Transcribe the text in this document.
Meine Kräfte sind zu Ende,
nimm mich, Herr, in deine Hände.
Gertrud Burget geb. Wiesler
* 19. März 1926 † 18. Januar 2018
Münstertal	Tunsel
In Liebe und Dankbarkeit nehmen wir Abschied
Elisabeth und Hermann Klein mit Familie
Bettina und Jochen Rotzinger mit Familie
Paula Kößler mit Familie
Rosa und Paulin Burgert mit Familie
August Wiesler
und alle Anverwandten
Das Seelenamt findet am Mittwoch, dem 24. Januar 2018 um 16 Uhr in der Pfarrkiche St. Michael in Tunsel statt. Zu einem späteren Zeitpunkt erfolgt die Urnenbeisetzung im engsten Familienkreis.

* * *

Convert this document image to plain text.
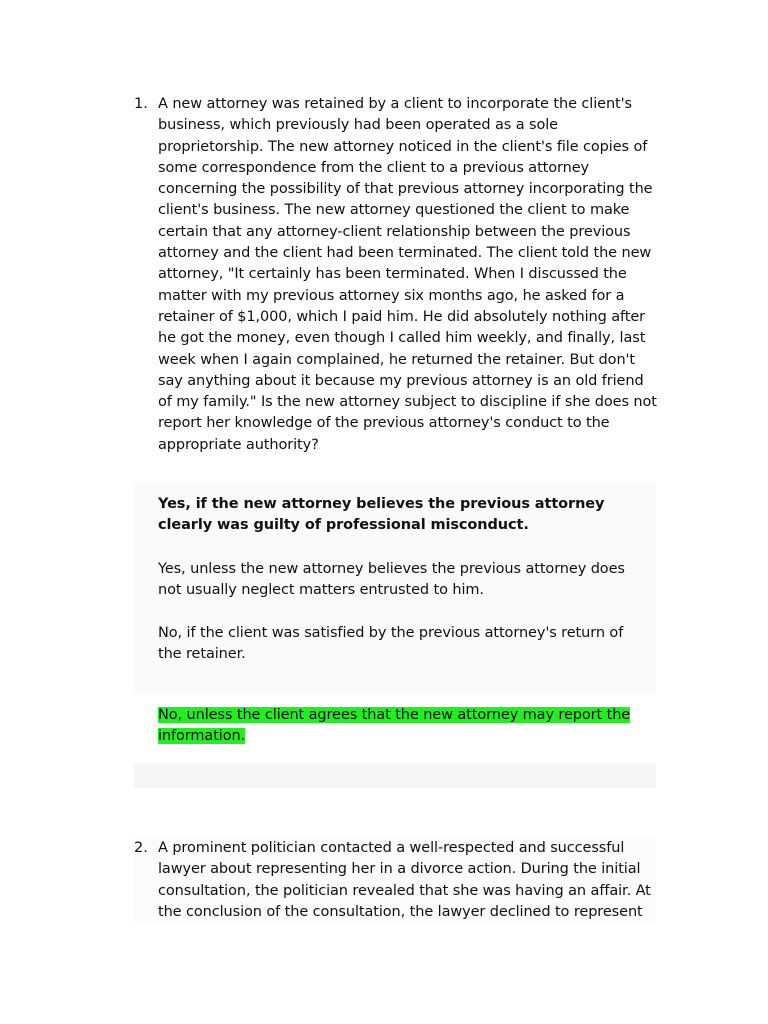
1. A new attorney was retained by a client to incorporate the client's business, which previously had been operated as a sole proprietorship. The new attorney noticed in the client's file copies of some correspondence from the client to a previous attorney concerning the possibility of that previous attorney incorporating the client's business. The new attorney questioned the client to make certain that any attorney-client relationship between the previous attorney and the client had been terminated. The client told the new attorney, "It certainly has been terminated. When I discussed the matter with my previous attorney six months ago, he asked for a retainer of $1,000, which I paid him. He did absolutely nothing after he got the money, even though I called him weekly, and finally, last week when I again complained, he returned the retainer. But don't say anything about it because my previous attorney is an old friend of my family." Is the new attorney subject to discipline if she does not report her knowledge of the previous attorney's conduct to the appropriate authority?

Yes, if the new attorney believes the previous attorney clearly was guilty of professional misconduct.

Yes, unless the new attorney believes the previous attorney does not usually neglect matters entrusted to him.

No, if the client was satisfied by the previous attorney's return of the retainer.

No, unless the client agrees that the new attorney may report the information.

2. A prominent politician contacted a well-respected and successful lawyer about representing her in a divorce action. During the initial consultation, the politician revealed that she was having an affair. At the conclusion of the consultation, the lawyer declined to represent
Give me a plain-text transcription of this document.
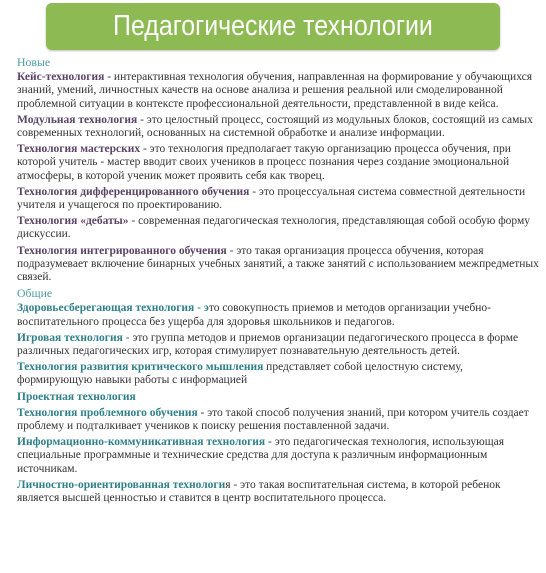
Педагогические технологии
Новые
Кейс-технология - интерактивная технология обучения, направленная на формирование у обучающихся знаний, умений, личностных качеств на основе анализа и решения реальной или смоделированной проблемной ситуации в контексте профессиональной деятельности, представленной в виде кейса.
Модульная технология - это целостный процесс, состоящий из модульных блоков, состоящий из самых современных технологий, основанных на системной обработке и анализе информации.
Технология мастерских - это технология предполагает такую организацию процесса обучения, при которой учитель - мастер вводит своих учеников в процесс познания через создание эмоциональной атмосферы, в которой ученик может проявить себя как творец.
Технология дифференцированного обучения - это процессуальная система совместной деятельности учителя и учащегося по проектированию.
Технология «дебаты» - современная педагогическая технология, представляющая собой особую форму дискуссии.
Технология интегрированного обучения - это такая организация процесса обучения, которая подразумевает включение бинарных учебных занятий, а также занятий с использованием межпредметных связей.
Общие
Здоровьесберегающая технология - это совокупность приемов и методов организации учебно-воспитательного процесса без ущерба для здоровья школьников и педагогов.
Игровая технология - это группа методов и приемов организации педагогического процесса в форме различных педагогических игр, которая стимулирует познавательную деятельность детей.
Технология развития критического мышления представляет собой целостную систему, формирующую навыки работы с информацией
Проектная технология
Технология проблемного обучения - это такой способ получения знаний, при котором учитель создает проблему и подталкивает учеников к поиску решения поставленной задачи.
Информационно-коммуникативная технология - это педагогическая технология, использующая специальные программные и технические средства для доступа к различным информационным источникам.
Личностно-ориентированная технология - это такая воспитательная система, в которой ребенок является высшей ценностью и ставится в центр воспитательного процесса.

* * *

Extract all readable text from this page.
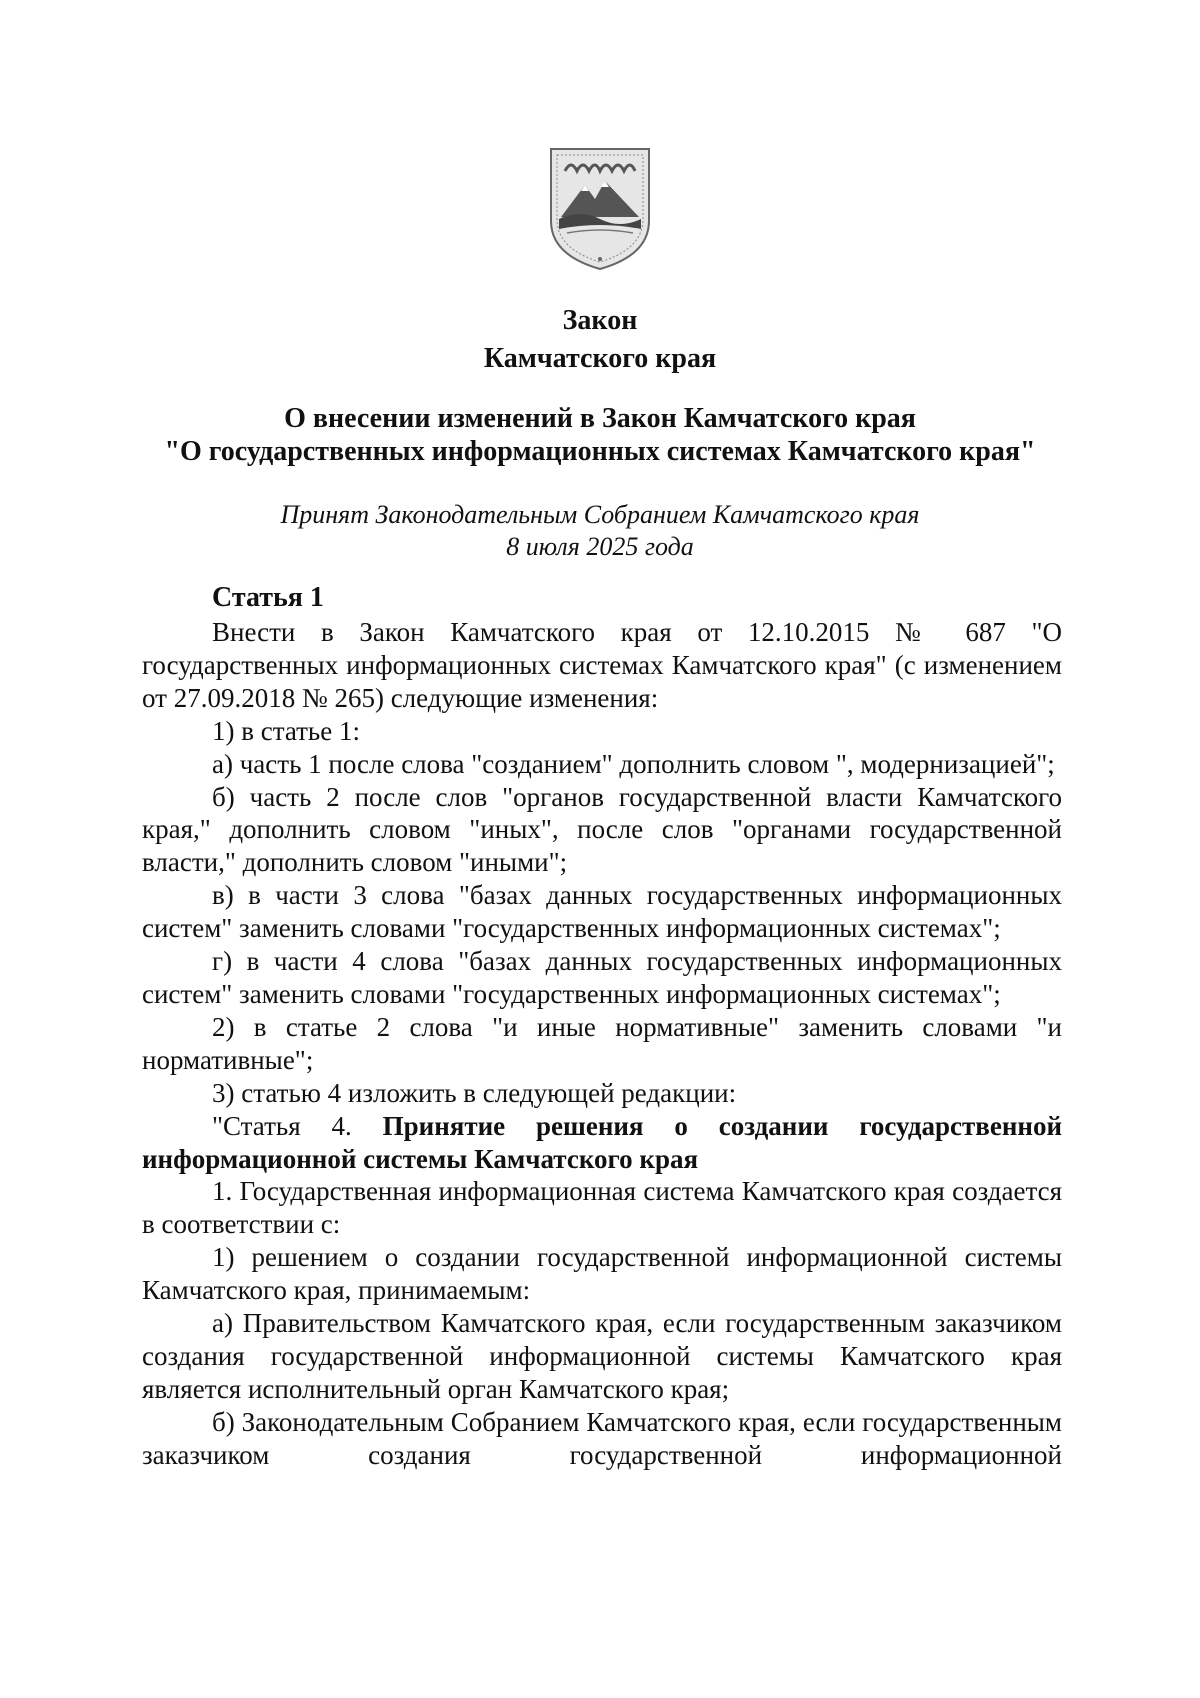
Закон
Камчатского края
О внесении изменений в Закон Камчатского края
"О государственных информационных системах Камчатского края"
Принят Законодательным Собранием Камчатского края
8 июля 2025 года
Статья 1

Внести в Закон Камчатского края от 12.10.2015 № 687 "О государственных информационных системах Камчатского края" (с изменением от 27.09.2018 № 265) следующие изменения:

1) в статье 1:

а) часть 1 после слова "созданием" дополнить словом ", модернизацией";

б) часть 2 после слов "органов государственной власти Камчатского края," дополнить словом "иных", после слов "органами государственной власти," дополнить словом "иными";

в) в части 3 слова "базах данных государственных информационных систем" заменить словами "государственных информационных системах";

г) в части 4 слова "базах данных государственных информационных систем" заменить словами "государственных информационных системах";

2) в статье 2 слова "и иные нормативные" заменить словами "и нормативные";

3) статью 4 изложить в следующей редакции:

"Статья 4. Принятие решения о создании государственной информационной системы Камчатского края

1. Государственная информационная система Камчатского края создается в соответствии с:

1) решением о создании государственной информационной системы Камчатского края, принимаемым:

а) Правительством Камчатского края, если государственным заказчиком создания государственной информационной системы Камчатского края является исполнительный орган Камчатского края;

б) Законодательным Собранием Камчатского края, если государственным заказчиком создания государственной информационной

* * *

_Aim of the task_.
In the records above, how many lines contain the word "unless"? Give the number alone.

_Response to this task_.
2